━━━━━ SUPPLIED MATERIAL ━━━━━
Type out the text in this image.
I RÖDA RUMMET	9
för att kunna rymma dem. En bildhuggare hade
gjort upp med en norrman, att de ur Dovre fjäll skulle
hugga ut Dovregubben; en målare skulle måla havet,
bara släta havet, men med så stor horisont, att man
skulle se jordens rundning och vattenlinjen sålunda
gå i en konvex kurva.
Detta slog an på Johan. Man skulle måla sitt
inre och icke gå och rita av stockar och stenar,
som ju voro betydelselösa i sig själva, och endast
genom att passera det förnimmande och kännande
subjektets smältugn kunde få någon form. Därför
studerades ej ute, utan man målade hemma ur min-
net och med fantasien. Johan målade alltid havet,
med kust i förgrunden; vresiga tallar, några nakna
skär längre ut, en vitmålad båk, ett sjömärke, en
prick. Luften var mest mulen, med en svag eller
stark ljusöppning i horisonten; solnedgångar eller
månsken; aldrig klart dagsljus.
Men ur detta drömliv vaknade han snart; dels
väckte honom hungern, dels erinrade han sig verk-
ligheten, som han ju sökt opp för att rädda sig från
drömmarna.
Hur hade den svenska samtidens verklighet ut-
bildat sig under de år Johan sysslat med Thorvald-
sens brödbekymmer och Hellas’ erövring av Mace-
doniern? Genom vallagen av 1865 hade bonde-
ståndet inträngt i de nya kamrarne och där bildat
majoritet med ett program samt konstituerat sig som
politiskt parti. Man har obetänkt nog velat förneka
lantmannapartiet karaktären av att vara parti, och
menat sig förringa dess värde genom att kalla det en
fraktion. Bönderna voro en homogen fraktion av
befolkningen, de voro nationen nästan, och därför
━━━━━
__EXERCISE__: Wherever a line contains the string "havet", copy that line from the data.

__ANSWER TO THE PROBLEM__:
hugga ut Dovregubben; en målare skulle måla havet,
bara släta havet, men med så stor horisont, att man
net och med fantasien. Johan målade alltid havet,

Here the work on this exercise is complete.